Dataset records >>
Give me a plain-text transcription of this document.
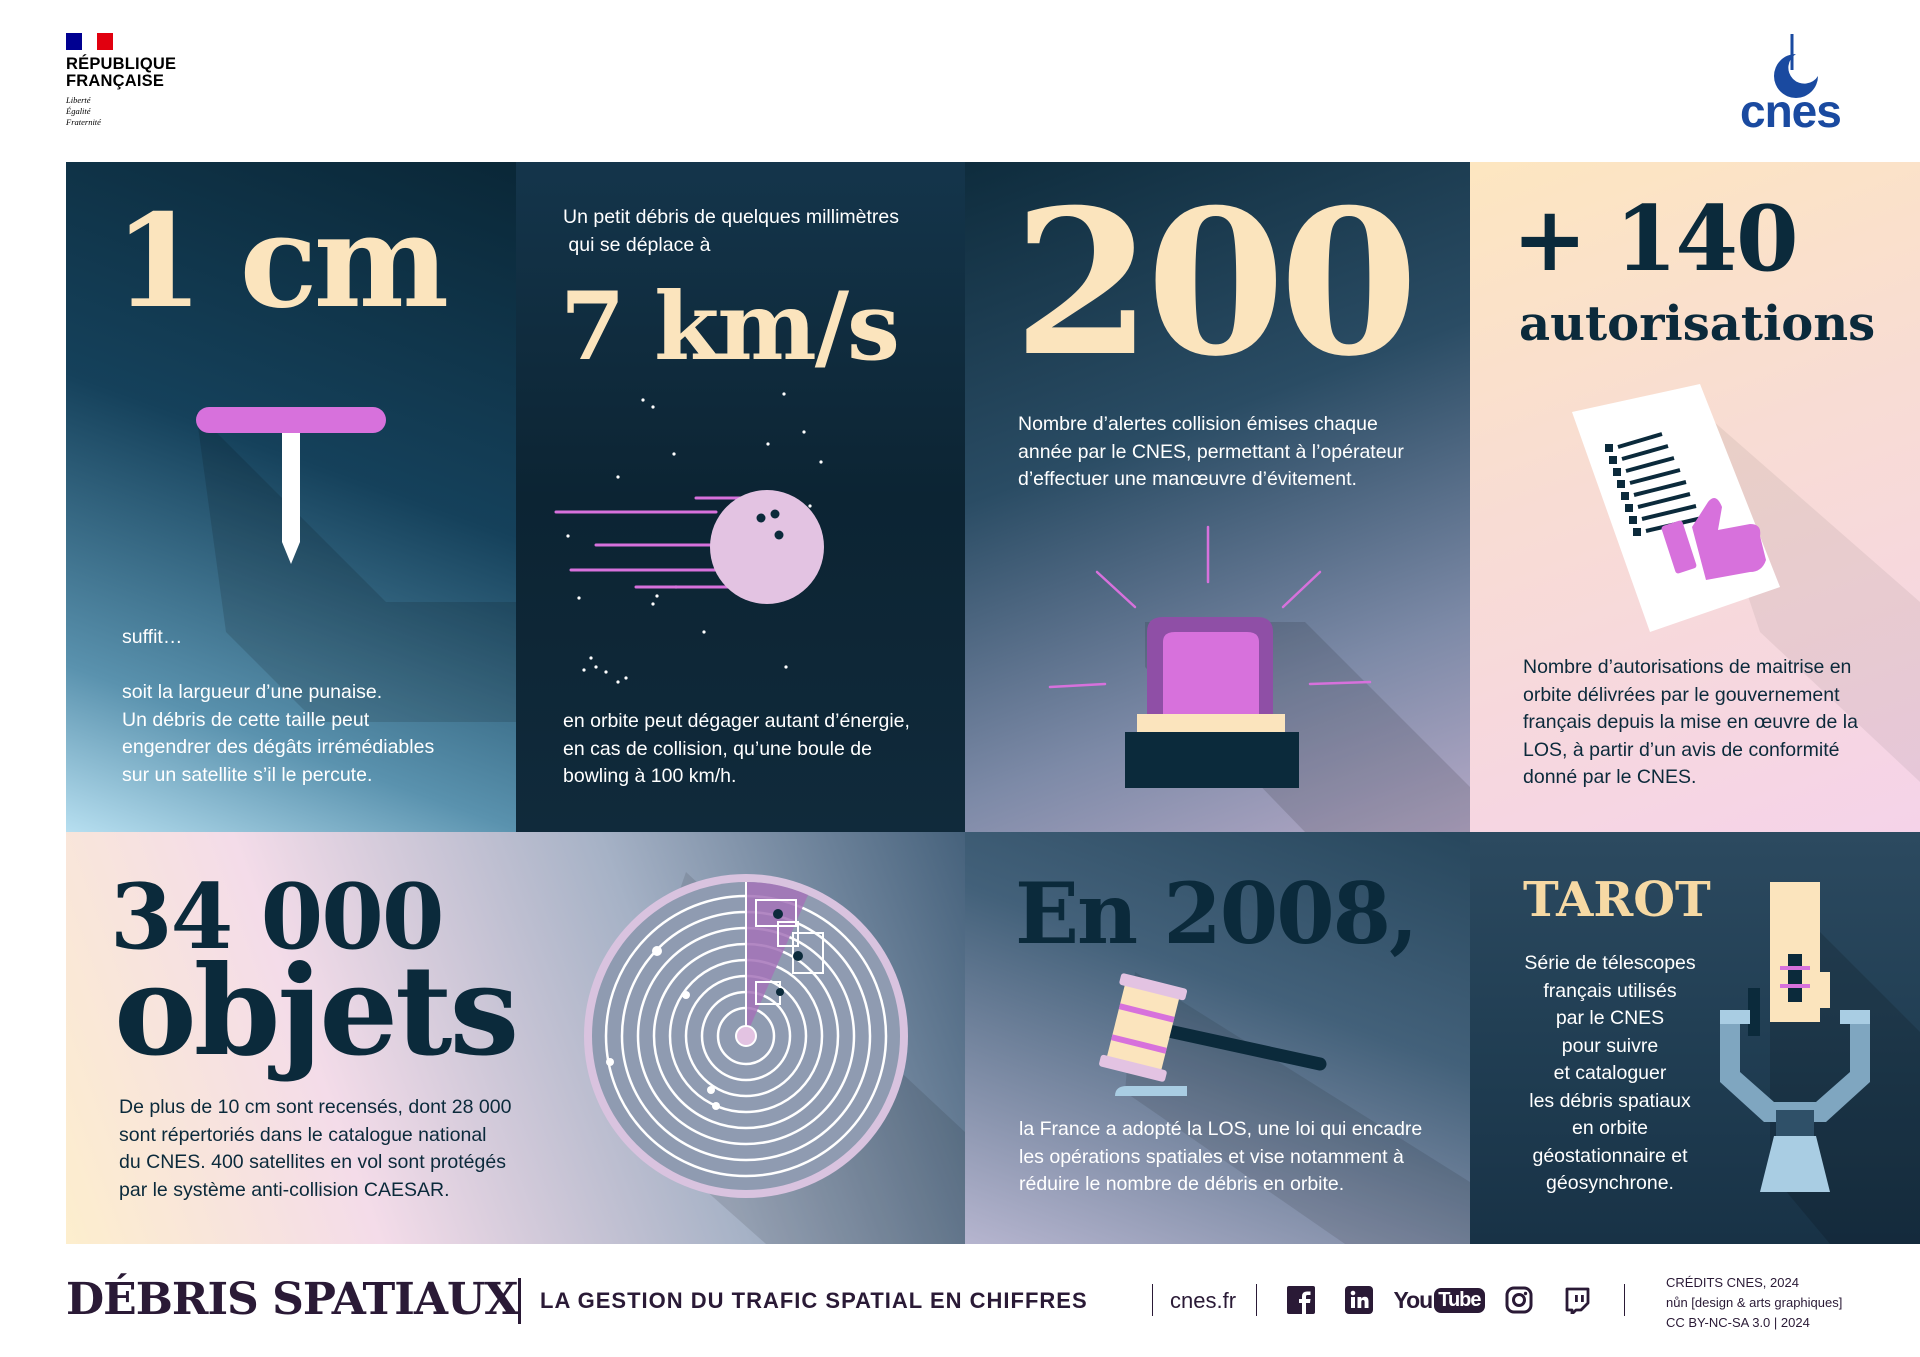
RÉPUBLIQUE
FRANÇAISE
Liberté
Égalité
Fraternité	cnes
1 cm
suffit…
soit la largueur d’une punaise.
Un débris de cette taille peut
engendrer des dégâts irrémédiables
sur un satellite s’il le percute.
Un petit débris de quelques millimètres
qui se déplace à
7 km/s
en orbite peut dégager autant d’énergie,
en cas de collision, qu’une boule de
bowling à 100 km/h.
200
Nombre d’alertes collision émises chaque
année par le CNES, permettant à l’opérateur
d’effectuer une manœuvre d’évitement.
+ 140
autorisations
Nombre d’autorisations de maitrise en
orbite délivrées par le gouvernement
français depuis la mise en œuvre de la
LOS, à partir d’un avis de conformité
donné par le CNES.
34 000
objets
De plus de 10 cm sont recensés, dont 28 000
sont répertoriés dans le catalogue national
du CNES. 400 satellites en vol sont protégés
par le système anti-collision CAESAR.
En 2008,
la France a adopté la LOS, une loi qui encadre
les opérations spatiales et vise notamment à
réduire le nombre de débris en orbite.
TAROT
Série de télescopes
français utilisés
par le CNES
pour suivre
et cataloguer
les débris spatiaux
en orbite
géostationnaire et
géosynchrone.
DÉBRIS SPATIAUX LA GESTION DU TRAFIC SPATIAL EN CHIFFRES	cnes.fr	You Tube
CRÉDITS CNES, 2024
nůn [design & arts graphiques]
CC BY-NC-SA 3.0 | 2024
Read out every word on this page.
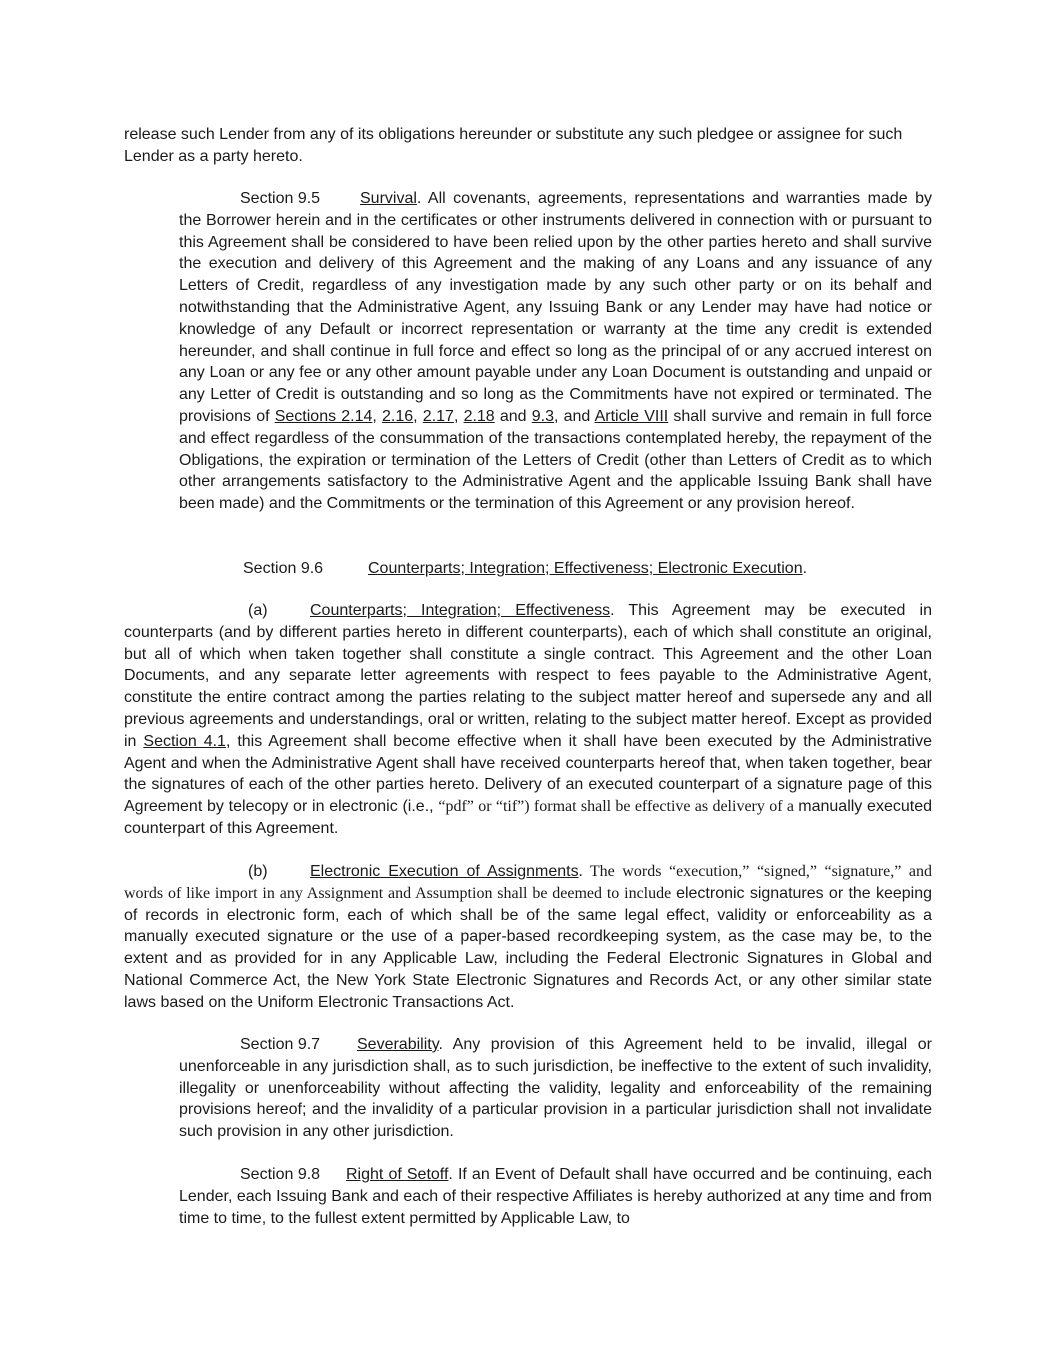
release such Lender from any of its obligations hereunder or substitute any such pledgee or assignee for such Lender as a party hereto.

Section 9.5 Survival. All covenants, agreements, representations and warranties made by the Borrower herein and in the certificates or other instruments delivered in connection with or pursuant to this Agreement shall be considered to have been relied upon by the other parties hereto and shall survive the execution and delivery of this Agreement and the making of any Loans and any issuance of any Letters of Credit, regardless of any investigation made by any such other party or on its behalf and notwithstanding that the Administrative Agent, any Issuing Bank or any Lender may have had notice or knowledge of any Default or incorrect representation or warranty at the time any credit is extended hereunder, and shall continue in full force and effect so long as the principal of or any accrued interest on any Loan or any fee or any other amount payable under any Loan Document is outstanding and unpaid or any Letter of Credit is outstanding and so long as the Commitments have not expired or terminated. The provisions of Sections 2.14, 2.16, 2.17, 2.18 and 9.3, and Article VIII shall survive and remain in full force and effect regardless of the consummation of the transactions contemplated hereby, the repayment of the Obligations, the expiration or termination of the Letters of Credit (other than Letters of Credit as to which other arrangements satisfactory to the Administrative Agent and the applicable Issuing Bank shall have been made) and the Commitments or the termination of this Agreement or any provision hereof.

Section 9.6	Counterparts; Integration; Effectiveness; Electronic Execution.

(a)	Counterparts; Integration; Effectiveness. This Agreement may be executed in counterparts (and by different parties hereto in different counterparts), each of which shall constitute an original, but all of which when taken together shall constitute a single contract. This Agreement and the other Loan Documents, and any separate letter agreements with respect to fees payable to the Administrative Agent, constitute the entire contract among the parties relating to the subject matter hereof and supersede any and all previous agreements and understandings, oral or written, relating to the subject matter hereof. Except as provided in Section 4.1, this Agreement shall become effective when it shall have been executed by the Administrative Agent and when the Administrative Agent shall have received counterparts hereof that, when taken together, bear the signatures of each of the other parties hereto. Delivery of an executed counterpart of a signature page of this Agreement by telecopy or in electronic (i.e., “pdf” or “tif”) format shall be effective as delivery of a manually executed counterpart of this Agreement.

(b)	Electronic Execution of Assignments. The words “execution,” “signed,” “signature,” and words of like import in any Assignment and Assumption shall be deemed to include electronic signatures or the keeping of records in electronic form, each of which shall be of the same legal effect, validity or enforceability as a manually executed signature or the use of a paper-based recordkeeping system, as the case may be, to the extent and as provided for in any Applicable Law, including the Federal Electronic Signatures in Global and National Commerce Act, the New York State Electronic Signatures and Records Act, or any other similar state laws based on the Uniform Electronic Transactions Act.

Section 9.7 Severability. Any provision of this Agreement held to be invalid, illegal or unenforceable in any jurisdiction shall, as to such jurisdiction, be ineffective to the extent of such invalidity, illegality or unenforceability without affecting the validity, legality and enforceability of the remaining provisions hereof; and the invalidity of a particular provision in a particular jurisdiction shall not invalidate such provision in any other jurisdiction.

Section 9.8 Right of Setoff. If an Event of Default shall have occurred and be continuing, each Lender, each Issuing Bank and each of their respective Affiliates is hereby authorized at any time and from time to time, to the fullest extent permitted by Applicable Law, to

What is being asked >> Repeat the listing in full and exactly. Leave any pictures out.

Solution to this task >>
Give me a plain-text transcription of this document.
RÉPUBLIQUE
FRANÇAISE
Liberté
Égalité
Fraternité	cnes
1 cm
suffit…
soit la largueur d’une punaise.
Un débris de cette taille peut
engendrer des dégâts irrémédiables
sur un satellite s’il le percute.
Un petit débris de quelques millimètres
qui se déplace à
7 km/s
en orbite peut dégager autant d’énergie,
en cas de collision, qu’une boule de
bowling à 100 km/h.
200
Nombre d’alertes collision émises chaque
année par le CNES, permettant à l’opérateur
d’effectuer une manœuvre d’évitement.
+ 140
autorisations
Nombre d’autorisations de maitrise en
orbite délivrées par le gouvernement
français depuis la mise en œuvre de la
LOS, à partir d’un avis de conformité
donné par le CNES.
34 000
objets
De plus de 10 cm sont recensés, dont 28 000
sont répertoriés dans le catalogue national
du CNES. 400 satellites en vol sont protégés
par le système anti-collision CAESAR.
En 2008,
la France a adopté la LOS, une loi qui encadre
les opérations spatiales et vise notamment à
réduire le nombre de débris en orbite.
TAROT
Série de télescopes
français utilisés
par le CNES
pour suivre
et cataloguer
les débris spatiaux
en orbite
géostationnaire et
géosynchrone.
DÉBRIS SPATIAUX LA GESTION DU TRAFIC SPATIAL EN CHIFFRES	cnes.fr	You Tube
CRÉDITS CNES, 2024
nůn [design & arts graphiques]
CC BY-NC-SA 3.0 | 2024
Read out every word on this page.
release such Lender from any of its obligations hereunder or substitute any such pledgee or assignee for such Lender as a party hereto.

Section 9.5 Survival. All covenants, agreements, representations and warranties made by the Borrower herein and in the certificates or other instruments delivered in connection with or pursuant to this Agreement shall be considered to have been relied upon by the other parties hereto and shall survive the execution and delivery of this Agreement and the making of any Loans and any issuance of any Letters of Credit, regardless of any investigation made by any such other party or on its behalf and notwithstanding that the Administrative Agent, any Issuing Bank or any Lender may have had notice or knowledge of any Default or incorrect representation or warranty at the time any credit is extended hereunder, and shall continue in full force and effect so long as the principal of or any accrued interest on any Loan or any fee or any other amount payable under any Loan Document is outstanding and unpaid or any Letter of Credit is outstanding and so long as the Commitments have not expired or terminated. The provisions of Sections 2.14, 2.16, 2.17, 2.18 and 9.3, and Article VIII shall survive and remain in full force and effect regardless of the consummation of the transactions contemplated hereby, the repayment of the Obligations, the expiration or termination of the Letters of Credit (other than Letters of Credit as to which other arrangements satisfactory to the Administrative Agent and the applicable Issuing Bank shall have been made) and the Commitments or the termination of this Agreement or any provision hereof.

Section 9.6	Counterparts; Integration; Effectiveness; Electronic Execution.

(a)	Counterparts; Integration; Effectiveness. This Agreement may be executed in counterparts (and by different parties hereto in different counterparts), each of which shall constitute an original, but all of which when taken together shall constitute a single contract. This Agreement and the other Loan Documents, and any separate letter agreements with respect to fees payable to the Administrative Agent, constitute the entire contract among the parties relating to the subject matter hereof and supersede any and all previous agreements and understandings, oral or written, relating to the subject matter hereof. Except as provided in Section 4.1, this Agreement shall become effective when it shall have been executed by the Administrative Agent and when the Administrative Agent shall have received counterparts hereof that, when taken together, bear the signatures of each of the other parties hereto. Delivery of an executed counterpart of a signature page of this Agreement by telecopy or in electronic (i.e., “pdf” or “tif”) format shall be effective as delivery of a manually executed counterpart of this Agreement.

(b)	Electronic Execution of Assignments. The words “execution,” “signed,” “signature,” and words of like import in any Assignment and Assumption shall be deemed to include electronic signatures or the keeping of records in electronic form, each of which shall be of the same legal effect, validity or enforceability as a manually executed signature or the use of a paper-based recordkeeping system, as the case may be, to the extent and as provided for in any Applicable Law, including the Federal Electronic Signatures in Global and National Commerce Act, the New York State Electronic Signatures and Records Act, or any other similar state laws based on the Uniform Electronic Transactions Act.

Section 9.7 Severability. Any provision of this Agreement held to be invalid, illegal or unenforceable in any jurisdiction shall, as to such jurisdiction, be ineffective to the extent of such invalidity, illegality or unenforceability without affecting the validity, legality and enforceability of the remaining provisions hereof; and the invalidity of a particular provision in a particular jurisdiction shall not invalidate such provision in any other jurisdiction.

Section 9.8 Right of Setoff. If an Event of Default shall have occurred and be continuing, each Lender, each Issuing Bank and each of their respective Affiliates is hereby authorized at any time and from time to time, to the fullest extent permitted by Applicable Law, to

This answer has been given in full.